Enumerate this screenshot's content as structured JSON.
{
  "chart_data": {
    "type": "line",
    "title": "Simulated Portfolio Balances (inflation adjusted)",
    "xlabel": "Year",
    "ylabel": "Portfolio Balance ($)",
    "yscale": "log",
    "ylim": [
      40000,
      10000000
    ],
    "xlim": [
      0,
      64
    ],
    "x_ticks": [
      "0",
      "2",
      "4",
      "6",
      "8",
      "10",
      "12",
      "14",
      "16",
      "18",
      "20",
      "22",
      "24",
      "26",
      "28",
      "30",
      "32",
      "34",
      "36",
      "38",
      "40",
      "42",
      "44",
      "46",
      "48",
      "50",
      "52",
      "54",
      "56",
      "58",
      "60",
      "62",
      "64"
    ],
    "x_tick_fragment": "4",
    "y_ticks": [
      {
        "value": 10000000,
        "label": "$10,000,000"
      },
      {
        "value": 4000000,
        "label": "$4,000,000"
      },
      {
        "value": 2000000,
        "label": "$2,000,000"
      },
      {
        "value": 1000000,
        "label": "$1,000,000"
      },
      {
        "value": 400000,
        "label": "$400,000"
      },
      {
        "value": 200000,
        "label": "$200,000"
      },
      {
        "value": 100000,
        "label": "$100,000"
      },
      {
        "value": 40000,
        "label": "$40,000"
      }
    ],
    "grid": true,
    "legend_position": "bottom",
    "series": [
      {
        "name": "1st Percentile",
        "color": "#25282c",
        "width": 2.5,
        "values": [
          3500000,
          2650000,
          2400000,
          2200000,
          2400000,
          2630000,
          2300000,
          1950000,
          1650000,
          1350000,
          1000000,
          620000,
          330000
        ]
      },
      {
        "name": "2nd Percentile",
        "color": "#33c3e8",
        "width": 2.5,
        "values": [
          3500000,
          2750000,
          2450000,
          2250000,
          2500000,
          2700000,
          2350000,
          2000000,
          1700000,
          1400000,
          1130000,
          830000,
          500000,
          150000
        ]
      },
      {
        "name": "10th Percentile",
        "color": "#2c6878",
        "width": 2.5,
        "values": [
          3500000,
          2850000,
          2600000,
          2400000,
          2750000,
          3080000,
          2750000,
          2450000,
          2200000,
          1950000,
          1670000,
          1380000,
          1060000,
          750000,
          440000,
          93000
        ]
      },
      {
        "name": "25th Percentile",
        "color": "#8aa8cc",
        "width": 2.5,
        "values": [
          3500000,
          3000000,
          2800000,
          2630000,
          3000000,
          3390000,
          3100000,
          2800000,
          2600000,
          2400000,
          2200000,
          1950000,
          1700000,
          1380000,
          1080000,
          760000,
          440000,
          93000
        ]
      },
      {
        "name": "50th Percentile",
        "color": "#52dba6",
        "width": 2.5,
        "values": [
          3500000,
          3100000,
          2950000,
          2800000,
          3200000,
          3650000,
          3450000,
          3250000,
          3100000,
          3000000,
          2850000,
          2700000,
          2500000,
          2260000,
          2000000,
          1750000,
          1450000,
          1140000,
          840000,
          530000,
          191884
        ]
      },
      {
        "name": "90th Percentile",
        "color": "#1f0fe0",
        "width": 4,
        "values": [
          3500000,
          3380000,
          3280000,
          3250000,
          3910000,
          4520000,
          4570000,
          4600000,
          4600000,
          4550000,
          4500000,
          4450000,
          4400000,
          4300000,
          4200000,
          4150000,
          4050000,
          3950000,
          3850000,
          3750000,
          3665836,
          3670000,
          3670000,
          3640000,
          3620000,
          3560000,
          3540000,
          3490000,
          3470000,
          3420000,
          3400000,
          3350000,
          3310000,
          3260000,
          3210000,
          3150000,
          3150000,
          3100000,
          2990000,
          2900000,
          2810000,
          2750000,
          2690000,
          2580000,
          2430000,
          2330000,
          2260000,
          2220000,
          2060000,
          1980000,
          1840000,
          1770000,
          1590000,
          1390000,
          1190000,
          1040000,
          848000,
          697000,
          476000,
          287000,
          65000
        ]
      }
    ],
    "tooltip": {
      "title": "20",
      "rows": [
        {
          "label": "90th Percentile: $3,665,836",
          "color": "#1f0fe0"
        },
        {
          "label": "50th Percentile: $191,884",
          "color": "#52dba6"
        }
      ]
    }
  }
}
*-*-*
__GIVEN REQUEST__: Collect every line with the string "title" from the records, and copy each.

__WORKED ANSWER__:
    "title": "Simulated Portfolio Balances (inflation adjusted)",
      "title": "20",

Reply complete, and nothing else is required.